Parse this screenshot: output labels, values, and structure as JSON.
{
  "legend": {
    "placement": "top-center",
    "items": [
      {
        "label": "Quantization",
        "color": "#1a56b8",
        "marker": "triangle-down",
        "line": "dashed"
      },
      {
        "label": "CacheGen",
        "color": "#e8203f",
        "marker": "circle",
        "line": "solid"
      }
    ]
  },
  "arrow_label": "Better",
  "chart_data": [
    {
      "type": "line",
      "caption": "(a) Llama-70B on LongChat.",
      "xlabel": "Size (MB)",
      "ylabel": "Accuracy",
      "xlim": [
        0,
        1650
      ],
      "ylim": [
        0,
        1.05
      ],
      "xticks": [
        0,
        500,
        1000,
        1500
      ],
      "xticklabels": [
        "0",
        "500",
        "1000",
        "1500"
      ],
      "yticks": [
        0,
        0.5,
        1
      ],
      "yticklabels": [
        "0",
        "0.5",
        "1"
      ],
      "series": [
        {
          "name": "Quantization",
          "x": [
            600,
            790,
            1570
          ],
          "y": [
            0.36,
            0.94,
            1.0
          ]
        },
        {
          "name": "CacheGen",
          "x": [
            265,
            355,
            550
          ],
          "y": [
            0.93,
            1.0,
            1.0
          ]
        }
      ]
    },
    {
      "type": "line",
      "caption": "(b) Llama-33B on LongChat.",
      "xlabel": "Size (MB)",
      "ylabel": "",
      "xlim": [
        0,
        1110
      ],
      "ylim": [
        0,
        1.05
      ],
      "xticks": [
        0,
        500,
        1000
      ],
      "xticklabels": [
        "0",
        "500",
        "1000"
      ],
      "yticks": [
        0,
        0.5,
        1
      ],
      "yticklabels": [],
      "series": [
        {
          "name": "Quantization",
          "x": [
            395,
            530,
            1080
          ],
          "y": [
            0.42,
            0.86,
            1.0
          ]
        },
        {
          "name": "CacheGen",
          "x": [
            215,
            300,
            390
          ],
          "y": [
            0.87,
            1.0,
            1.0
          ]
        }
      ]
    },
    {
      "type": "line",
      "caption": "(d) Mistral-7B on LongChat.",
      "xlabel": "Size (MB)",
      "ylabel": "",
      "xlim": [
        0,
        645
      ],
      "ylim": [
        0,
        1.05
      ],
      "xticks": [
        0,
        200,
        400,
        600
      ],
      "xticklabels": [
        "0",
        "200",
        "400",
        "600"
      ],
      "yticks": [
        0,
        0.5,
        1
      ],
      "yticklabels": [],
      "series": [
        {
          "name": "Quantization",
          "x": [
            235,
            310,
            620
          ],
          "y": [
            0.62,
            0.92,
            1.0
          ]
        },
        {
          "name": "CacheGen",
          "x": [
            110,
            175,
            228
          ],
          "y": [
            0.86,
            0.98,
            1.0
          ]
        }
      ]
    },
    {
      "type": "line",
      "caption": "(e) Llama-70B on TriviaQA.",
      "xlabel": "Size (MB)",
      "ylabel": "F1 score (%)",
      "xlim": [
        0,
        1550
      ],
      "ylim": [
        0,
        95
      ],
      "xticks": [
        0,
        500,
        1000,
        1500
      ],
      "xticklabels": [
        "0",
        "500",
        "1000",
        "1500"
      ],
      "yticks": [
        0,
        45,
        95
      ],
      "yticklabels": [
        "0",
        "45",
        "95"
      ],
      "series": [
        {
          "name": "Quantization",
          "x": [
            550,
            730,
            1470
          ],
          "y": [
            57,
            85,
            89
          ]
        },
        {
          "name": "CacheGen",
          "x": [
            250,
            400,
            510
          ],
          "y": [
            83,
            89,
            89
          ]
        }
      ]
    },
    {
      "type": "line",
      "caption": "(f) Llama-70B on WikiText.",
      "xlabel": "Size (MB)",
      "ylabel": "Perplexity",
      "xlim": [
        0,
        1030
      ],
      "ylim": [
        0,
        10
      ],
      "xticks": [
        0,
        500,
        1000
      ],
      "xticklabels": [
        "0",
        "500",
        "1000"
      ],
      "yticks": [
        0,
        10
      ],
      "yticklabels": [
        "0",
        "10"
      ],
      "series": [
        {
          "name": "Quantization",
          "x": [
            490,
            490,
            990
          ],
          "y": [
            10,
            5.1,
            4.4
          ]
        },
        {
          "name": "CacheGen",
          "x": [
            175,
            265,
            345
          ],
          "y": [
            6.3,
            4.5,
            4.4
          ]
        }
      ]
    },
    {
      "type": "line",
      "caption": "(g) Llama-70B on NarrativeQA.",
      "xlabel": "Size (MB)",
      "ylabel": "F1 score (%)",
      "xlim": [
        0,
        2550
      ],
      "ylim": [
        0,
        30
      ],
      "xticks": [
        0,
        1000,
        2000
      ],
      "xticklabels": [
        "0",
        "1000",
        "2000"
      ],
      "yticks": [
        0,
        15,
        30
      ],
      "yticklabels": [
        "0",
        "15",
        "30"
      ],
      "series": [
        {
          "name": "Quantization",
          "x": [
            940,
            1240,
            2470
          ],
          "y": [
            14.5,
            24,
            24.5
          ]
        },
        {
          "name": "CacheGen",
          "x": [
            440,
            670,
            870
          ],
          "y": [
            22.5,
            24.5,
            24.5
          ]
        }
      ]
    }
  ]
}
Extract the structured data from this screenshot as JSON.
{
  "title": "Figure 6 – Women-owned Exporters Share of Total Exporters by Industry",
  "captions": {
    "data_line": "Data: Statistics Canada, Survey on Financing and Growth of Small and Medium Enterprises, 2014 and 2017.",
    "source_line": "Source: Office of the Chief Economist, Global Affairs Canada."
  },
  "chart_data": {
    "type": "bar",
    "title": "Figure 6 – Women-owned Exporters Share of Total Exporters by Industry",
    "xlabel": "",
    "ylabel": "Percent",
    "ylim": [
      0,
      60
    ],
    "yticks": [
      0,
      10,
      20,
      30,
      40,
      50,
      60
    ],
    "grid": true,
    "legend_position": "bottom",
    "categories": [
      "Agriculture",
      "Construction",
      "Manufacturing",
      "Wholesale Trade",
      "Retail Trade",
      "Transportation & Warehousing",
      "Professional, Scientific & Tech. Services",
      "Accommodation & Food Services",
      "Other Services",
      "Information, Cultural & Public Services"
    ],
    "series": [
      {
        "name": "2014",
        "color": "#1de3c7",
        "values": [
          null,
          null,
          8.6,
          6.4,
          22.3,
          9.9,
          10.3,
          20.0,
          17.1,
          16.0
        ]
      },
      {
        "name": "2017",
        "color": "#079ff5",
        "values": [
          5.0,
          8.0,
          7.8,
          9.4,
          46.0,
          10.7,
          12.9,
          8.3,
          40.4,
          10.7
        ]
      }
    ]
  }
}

◆ **PROBLEM DESCRIPTION**: Each record must be returned exactly as it is written.

◆ **REPLY**:
Parse this screenshot: output labels, values, and structure as JSON.
{
  "legend": {
    "placement": "top-center",
    "items": [
      {
        "label": "Quantization",
        "color": "#1a56b8",
        "marker": "triangle-down",
        "line": "dashed"
      },
      {
        "label": "CacheGen",
        "color": "#e8203f",
        "marker": "circle",
        "line": "solid"
      }
    ]
  },
  "arrow_label": "Better",
  "chart_data": [
    {
      "type": "line",
      "caption": "(a) Llama-70B on LongChat.",
      "xlabel": "Size (MB)",
      "ylabel": "Accuracy",
      "xlim": [
        0,
        1650
      ],
      "ylim": [
        0,
        1.05
      ],
      "xticks": [
        0,
        500,
        1000,
        1500
      ],
      "xticklabels": [
        "0",
        "500",
        "1000",
        "1500"
      ],
      "yticks": [
        0,
        0.5,
        1
      ],
      "yticklabels": [
        "0",
        "0.5",
        "1"
      ],
      "series": [
        {
          "name": "Quantization",
          "x": [
            600,
            790,
            1570
          ],
          "y": [
            0.36,
            0.94,
            1.0
          ]
        },
        {
          "name": "CacheGen",
          "x": [
            265,
            355,
            550
          ],
          "y": [
            0.93,
            1.0,
            1.0
          ]
        }
      ]
    },
    {
      "type": "line",
      "caption": "(b) Llama-33B on LongChat.",
      "xlabel": "Size (MB)",
      "ylabel": "",
      "xlim": [
        0,
        1110
      ],
      "ylim": [
        0,
        1.05
      ],
      "xticks": [
        0,
        500,
        1000
      ],
      "xticklabels": [
        "0",
        "500",
        "1000"
      ],
      "yticks": [
        0,
        0.5,
        1
      ],
      "yticklabels": [],
      "series": [
        {
          "name": "Quantization",
          "x": [
            395,
            530,
            1080
          ],
          "y": [
            0.42,
            0.86,
            1.0
          ]
        },
        {
          "name": "CacheGen",
          "x": [
            215,
            300,
            390
          ],
          "y": [
            0.87,
            1.0,
            1.0
          ]
        }
      ]
    },
    {
      "type": "line",
      "caption": "(d) Mistral-7B on LongChat.",
      "xlabel": "Size (MB)",
      "ylabel": "",
      "xlim": [
        0,
        645
      ],
      "ylim": [
        0,
        1.05
      ],
      "xticks": [
        0,
        200,
        400,
        600
      ],
      "xticklabels": [
        "0",
        "200",
        "400",
        "600"
      ],
      "yticks": [
        0,
        0.5,
        1
      ],
      "yticklabels": [],
      "series": [
        {
          "name": "Quantization",
          "x": [
            235,
            310,
            620
          ],
          "y": [
            0.62,
            0.92,
            1.0
          ]
        },
        {
          "name": "CacheGen",
          "x": [
            110,
            175,
            228
          ],
          "y": [
            0.86,
            0.98,
            1.0
          ]
        }
      ]
    },
    {
      "type": "line",
      "caption": "(e) Llama-70B on TriviaQA.",
      "xlabel": "Size (MB)",
      "ylabel": "F1 score (%)",
      "xlim": [
        0,
        1550
      ],
      "ylim": [
        0,
        95
      ],
      "xticks": [
        0,
        500,
        1000,
        1500
      ],
      "xticklabels": [
        "0",
        "500",
        "1000",
        "1500"
      ],
      "yticks": [
        0,
        45,
        95
      ],
      "yticklabels": [
        "0",
        "45",
        "95"
      ],
      "series": [
        {
          "name": "Quantization",
          "x": [
            550,
            730,
            1470
          ],
          "y": [
            57,
            85,
            89
          ]
        },
        {
          "name": "CacheGen",
          "x": [
            250,
            400,
            510
          ],
          "y": [
            83,
            89,
            89
          ]
        }
      ]
    },
    {
      "type": "line",
      "caption": "(f) Llama-70B on WikiText.",
      "xlabel": "Size (MB)",
      "ylabel": "Perplexity",
      "xlim": [
        0,
        1030
      ],
      "ylim": [
        0,
        10
      ],
      "xticks": [
        0,
        500,
        1000
      ],
      "xticklabels": [
        "0",
        "500",
        "1000"
      ],
      "yticks": [
        0,
        10
      ],
      "yticklabels": [
        "0",
        "10"
      ],
      "series": [
        {
          "name": "Quantization",
          "x": [
            490,
            490,
            990
          ],
          "y": [
            10,
            5.1,
            4.4
          ]
        },
        {
          "name": "CacheGen",
          "x": [
            175,
            265,
            345
          ],
          "y": [
            6.3,
            4.5,
            4.4
          ]
        }
      ]
    },
    {
      "type": "line",
      "caption": "(g) Llama-70B on NarrativeQA.",
      "xlabel": "Size (MB)",
      "ylabel": "F1 score (%)",
      "xlim": [
        0,
        2550
      ],
      "ylim": [
        0,
        30
      ],
      "xticks": [
        0,
        1000,
        2000
      ],
      "xticklabels": [
        "0",
        "1000",
        "2000"
      ],
      "yticks": [
        0,
        15,
        30
      ],
      "yticklabels": [
        "0",
        "15",
        "30"
      ],
      "series": [
        {
          "name": "Quantization",
          "x": [
            940,
            1240,
            2470
          ],
          "y": [
            14.5,
            24,
            24.5
          ]
        },
        {
          "name": "CacheGen",
          "x": [
            440,
            670,
            870
          ],
          "y": [
            22.5,
            24.5,
            24.5
          ]
        }
      ]
    }
  ]
}
Extract the structured data from this screenshot as JSON.
{
  "title": "Figure 6 – Women-owned Exporters Share of Total Exporters by Industry",
  "captions": {
    "data_line": "Data: Statistics Canada, Survey on Financing and Growth of Small and Medium Enterprises, 2014 and 2017.",
    "source_line": "Source: Office of the Chief Economist, Global Affairs Canada."
  },
  "chart_data": {
    "type": "bar",
    "title": "Figure 6 – Women-owned Exporters Share of Total Exporters by Industry",
    "xlabel": "",
    "ylabel": "Percent",
    "ylim": [
      0,
      60
    ],
    "yticks": [
      0,
      10,
      20,
      30,
      40,
      50,
      60
    ],
    "grid": true,
    "legend_position": "bottom",
    "categories": [
      "Agriculture",
      "Construction",
      "Manufacturing",
      "Wholesale Trade",
      "Retail Trade",
      "Transportation & Warehousing",
      "Professional, Scientific & Tech. Services",
      "Accommodation & Food Services",
      "Other Services",
      "Information, Cultural & Public Services"
    ],
    "series": [
      {
        "name": "2014",
        "color": "#1de3c7",
        "values": [
          null,
          null,
          8.6,
          6.4,
          22.3,
          9.9,
          10.3,
          20.0,
          17.1,
          16.0
        ]
      },
      {
        "name": "2017",
        "color": "#079ff5",
        "values": [
          5.0,
          8.0,
          7.8,
          9.4,
          46.0,
          10.7,
          12.9,
          8.3,
          40.4,
          10.7
        ]
      }
    ]
  }
}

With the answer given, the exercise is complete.